**YOUR GOAL**: The records that follow are to be repeated exactly, with the pictures removed.

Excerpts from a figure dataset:
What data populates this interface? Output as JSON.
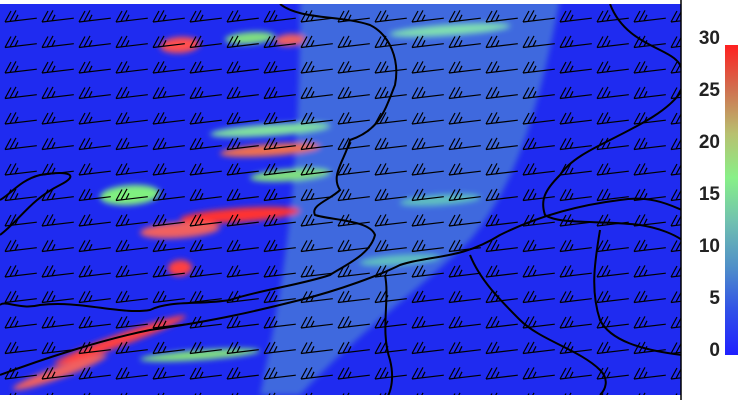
{
  "colorbar": {
    "ticks": [
      "0",
      "5",
      "10",
      "15",
      "20",
      "25",
      "30"
    ],
    "min": 0,
    "max": 30,
    "colors": [
      "#2020ff",
      "#3050e8",
      "#5090c8",
      "#70c0b0",
      "#88f088",
      "#b8c070",
      "#d07050",
      "#ff2020"
    ]
  },
  "map": {
    "background": "#1f2bf0",
    "coastline_color": "#000000",
    "barb_color": "#000000"
  }
}
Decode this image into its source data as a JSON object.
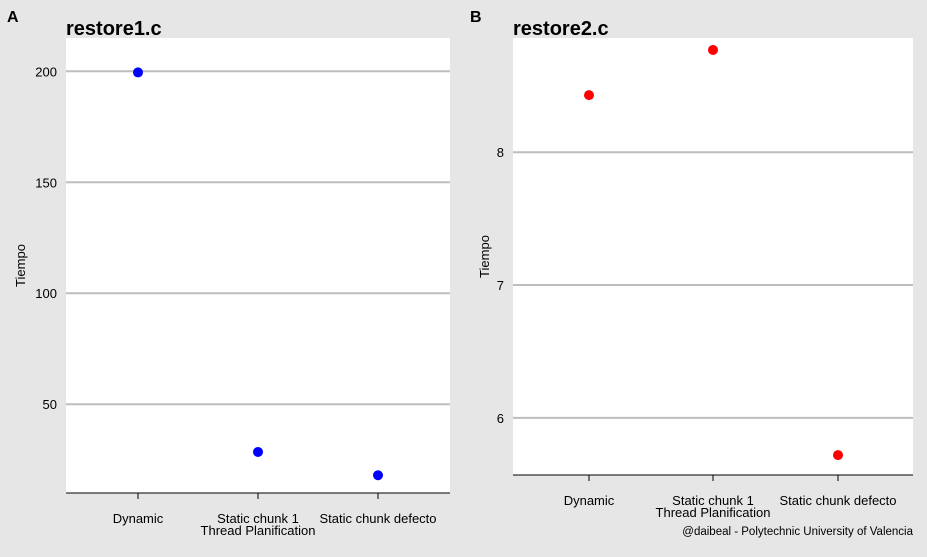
{
  "figure": {
    "caption": "@daibeal - Polytechnic University of Valencia"
  },
  "chart_data": [
    {
      "type": "scatter",
      "panel_label": "A",
      "title": "restore1.c",
      "xlabel": "Thread Planification",
      "ylabel": "Tiempo",
      "categories": [
        "Dynamic",
        "Static chunk 1",
        "Static chunk defecto"
      ],
      "values": [
        199.5,
        28.5,
        18.0
      ],
      "yticks": [
        50,
        100,
        150,
        200
      ],
      "ylim": [
        10,
        215
      ],
      "point_color": "#0000ff",
      "grid": true
    },
    {
      "type": "scatter",
      "panel_label": "B",
      "title": "restore2.c",
      "xlabel": "Thread Planification",
      "ylabel": "Tiempo",
      "categories": [
        "Dynamic",
        "Static chunk 1",
        "Static chunk defecto"
      ],
      "values": [
        8.43,
        8.77,
        5.72
      ],
      "yticks": [
        6,
        7,
        8
      ],
      "ylim": [
        5.57,
        8.86
      ],
      "point_color": "#ff0000",
      "grid": true
    }
  ]
}
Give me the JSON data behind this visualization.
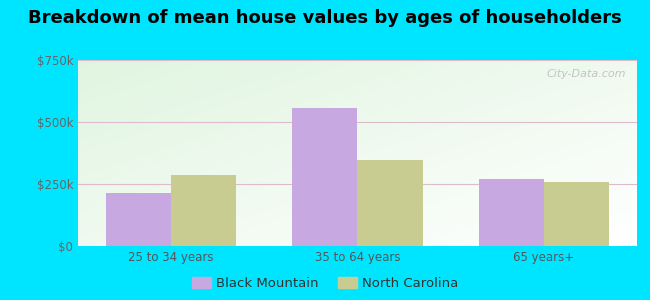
{
  "title": "Breakdown of mean house values by ages of householders",
  "categories": [
    "25 to 34 years",
    "35 to 64 years",
    "65 years+"
  ],
  "black_mountain_values": [
    215000,
    555000,
    270000
  ],
  "north_carolina_values": [
    285000,
    345000,
    260000
  ],
  "bar_color_bm": "#c8a8e0",
  "bar_color_nc": "#c8cc90",
  "ylim": [
    0,
    750000
  ],
  "yticks": [
    0,
    250000,
    500000,
    750000
  ],
  "ytick_labels": [
    "$0",
    "$250k",
    "$500k",
    "$750k"
  ],
  "legend_labels": [
    "Black Mountain",
    "North Carolina"
  ],
  "background_outer": "#00e5ff",
  "watermark": "City-Data.com",
  "title_fontsize": 13,
  "tick_fontsize": 8.5,
  "legend_fontsize": 9.5,
  "bar_width": 0.35,
  "group_positions": [
    1,
    2,
    3
  ]
}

**COMPLETE ANSWER**:
What data populates this interface? Output as JSON.
{
  "colorbar": {
    "ticks": [
      "0",
      "5",
      "10",
      "15",
      "20",
      "25",
      "30"
    ],
    "min": 0,
    "max": 30,
    "colors": [
      "#2020ff",
      "#3050e8",
      "#5090c8",
      "#70c0b0",
      "#88f088",
      "#b8c070",
      "#d07050",
      "#ff2020"
    ]
  },
  "map": {
    "background": "#1f2bf0",
    "coastline_color": "#000000",
    "barb_color": "#000000"
  }
}
Decode this image into its source data as a JSON object.
{
  "figure": {
    "caption": "@daibeal - Polytechnic University of Valencia"
  },
  "chart_data": [
    {
      "type": "scatter",
      "panel_label": "A",
      "title": "restore1.c",
      "xlabel": "Thread Planification",
      "ylabel": "Tiempo",
      "categories": [
        "Dynamic",
        "Static chunk 1",
        "Static chunk defecto"
      ],
      "values": [
        199.5,
        28.5,
        18.0
      ],
      "yticks": [
        50,
        100,
        150,
        200
      ],
      "ylim": [
        10,
        215
      ],
      "point_color": "#0000ff",
      "grid": true
    },
    {
      "type": "scatter",
      "panel_label": "B",
      "title": "restore2.c",
      "xlabel": "Thread Planification",
      "ylabel": "Tiempo",
      "categories": [
        "Dynamic",
        "Static chunk 1",
        "Static chunk defecto"
      ],
      "values": [
        8.43,
        8.77,
        5.72
      ],
      "yticks": [
        6,
        7,
        8
      ],
      "ylim": [
        5.57,
        8.86
      ],
      "point_color": "#ff0000",
      "grid": true
    }
  ]
}
Give me the JSON data behind this visualization.
{
  "title": "Breakdown of mean house values by ages of householders",
  "categories": [
    "25 to 34 years",
    "35 to 64 years",
    "65 years+"
  ],
  "black_mountain_values": [
    215000,
    555000,
    270000
  ],
  "north_carolina_values": [
    285000,
    345000,
    260000
  ],
  "bar_color_bm": "#c8a8e0",
  "bar_color_nc": "#c8cc90",
  "ylim": [
    0,
    750000
  ],
  "yticks": [
    0,
    250000,
    500000,
    750000
  ],
  "ytick_labels": [
    "$0",
    "$250k",
    "$500k",
    "$750k"
  ],
  "legend_labels": [
    "Black Mountain",
    "North Carolina"
  ],
  "background_outer": "#00e5ff",
  "watermark": "City-Data.com",
  "title_fontsize": 13,
  "tick_fontsize": 8.5,
  "legend_fontsize": 9.5,
  "bar_width": 0.35,
  "group_positions": [
    1,
    2,
    3
  ]
}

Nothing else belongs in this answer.